DIRECTION:
Collect each line containing "banned".

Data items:

•••

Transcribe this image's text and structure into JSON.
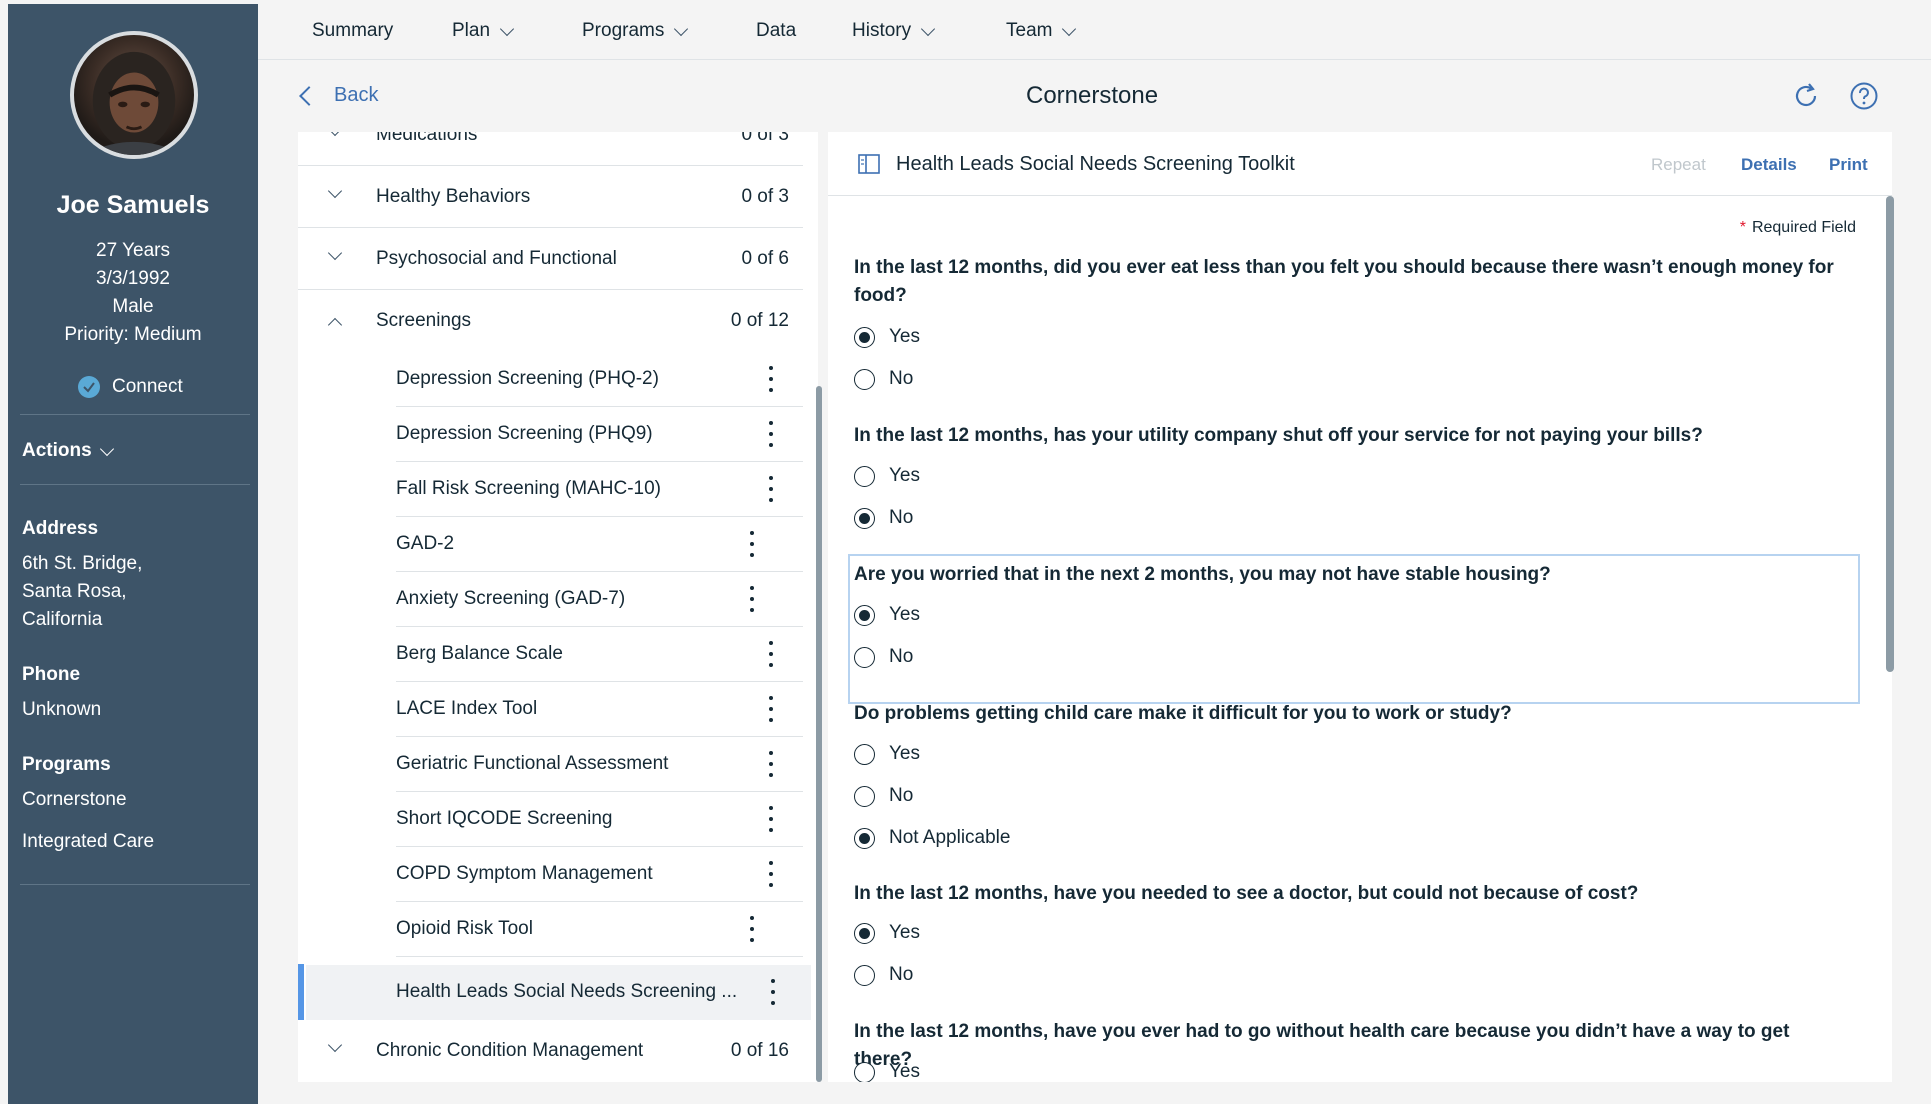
{
  "patient": {
    "name": "Joe Samuels",
    "age": "27 Years",
    "dob": "3/3/1992",
    "gender": "Male",
    "priority": "Priority: Medium",
    "connect_label": "Connect",
    "actions_label": "Actions",
    "address_label": "Address",
    "address_lines": [
      "6th St. Bridge,",
      "Santa Rosa,",
      "California"
    ],
    "phone_label": "Phone",
    "phone_value": "Unknown",
    "programs_label": "Programs",
    "programs": [
      "Cornerstone",
      "Integrated Care"
    ]
  },
  "topnav": [
    {
      "label": "Summary",
      "dropdown": false
    },
    {
      "label": "Plan",
      "dropdown": true
    },
    {
      "label": "Programs",
      "dropdown": true
    },
    {
      "label": "Data",
      "dropdown": false
    },
    {
      "label": "History",
      "dropdown": true
    },
    {
      "label": "Team",
      "dropdown": true
    }
  ],
  "header": {
    "back_label": "Back",
    "title": "Cornerstone",
    "icons": [
      "refresh-icon",
      "help-icon"
    ]
  },
  "list": {
    "categories_top": [
      {
        "label": "Medications",
        "count": "0 of 3"
      },
      {
        "label": "Healthy Behaviors",
        "count": "0 of 3"
      },
      {
        "label": "Psychosocial and Functional",
        "count": "0 of 6"
      },
      {
        "label": "Screenings",
        "count": "0 of 12"
      }
    ],
    "screenings": [
      "Depression Screening (PHQ-2)",
      "Depression Screening (PHQ9)",
      "Fall Risk Screening (MAHC-10)",
      "GAD-2",
      "Anxiety Screening (GAD-7)",
      "Berg Balance Scale",
      "LACE Index Tool",
      "Geriatric Functional Assessment",
      "Short IQCODE Screening",
      "COPD Symptom Management",
      "Opioid Risk Tool",
      "Health Leads Social Needs Screening ..."
    ],
    "category_bottom": {
      "label": "Chronic Condition Management",
      "count": "0 of 16"
    }
  },
  "form": {
    "title": "Health Leads Social Needs Screening Toolkit",
    "title_icon": "sidebar-panel-icon",
    "repeat_label": "Repeat",
    "details_label": "Details",
    "print_label": "Print",
    "required_label": "Required Field",
    "questions": [
      {
        "text": "In the last 12 months, did you ever eat less than you felt you should because there wasn’t enough money for food?",
        "options": [
          "Yes",
          "No"
        ],
        "selected": "Yes"
      },
      {
        "text": "In the last 12 months, has your utility company shut off your service for not paying your bills?",
        "options": [
          "Yes",
          "No"
        ],
        "selected": "No"
      },
      {
        "text": "Are you worried that in the next 2 months, you may not have stable housing?",
        "options": [
          "Yes",
          "No"
        ],
        "selected": "Yes"
      },
      {
        "text": "Do problems getting child care make it difficult for you to work or study?",
        "options": [
          "Yes",
          "No",
          "Not Applicable"
        ],
        "selected": "Not Applicable"
      },
      {
        "text": "In the last 12 months, have you needed to see a doctor, but could not because of cost?",
        "options": [
          "Yes",
          "No"
        ],
        "selected": "Yes"
      },
      {
        "text": "In the last 12 months, have you ever had to go without health care because you didn’t have a way to get there?",
        "options": [
          "Yes"
        ],
        "selected": ""
      }
    ]
  }
}
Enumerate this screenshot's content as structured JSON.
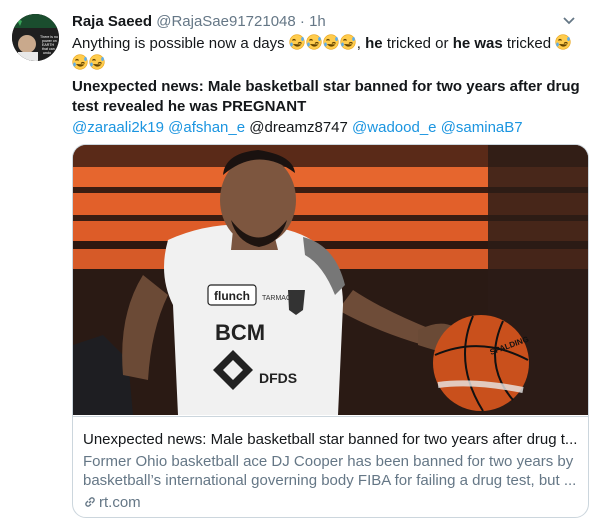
{
  "tweet": {
    "author_name": "Raja Saeed",
    "author_handle": "@RajaSae91721048",
    "separator": "·",
    "timestamp": "1h",
    "line1_text": "Anything is possible now a days ",
    "line1_he_1": "he",
    "line1_tricked_or": " tricked or ",
    "line1_he_was": "he was",
    "line1_tricked": " tricked ",
    "headline_line1": "Unexpected news: Male basketball star banned for two years after drug",
    "headline_line2": "test revealed he was PREGNANT",
    "mentions": [
      "@zaraali2k19",
      "@afshan_e",
      "@dreamz8747",
      "@wadood_e",
      "@saminaB7"
    ],
    "emoji": "rolling-on-floor-laughing-emoji",
    "avatar_text": [
      "There is no",
      "power on",
      "EARTH",
      "that can",
      "undo"
    ],
    "avatar_accent": "#3aa65a"
  },
  "card": {
    "title": "Unexpected news: Male basketball star banned for two years after drug t...",
    "description_line1": "Former Ohio basketball ace DJ Cooper has been banned for two years by",
    "description_line2": "basketball’s international governing body FIBA for failing a drug test, but ...",
    "domain": "rt.com",
    "jersey_brand": "flunch",
    "jersey_small": "TARMAC",
    "jersey_team": "BCM",
    "jersey_sponsor": "DFDS",
    "ball_brand": "SPALDING"
  },
  "colors": {
    "link": "#1b95e0",
    "secondary_text": "#657786",
    "border": "#ccd6dd"
  }
}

•••

FULL OUTPUT:
    "headline_line1": "Unexpected news: Male basketball star banned for two years after drug",
    "title": "Unexpected news: Male basketball star banned for two years after drug t...",
    "description_line1": "Former Ohio basketball ace DJ Cooper has been banned for two years by",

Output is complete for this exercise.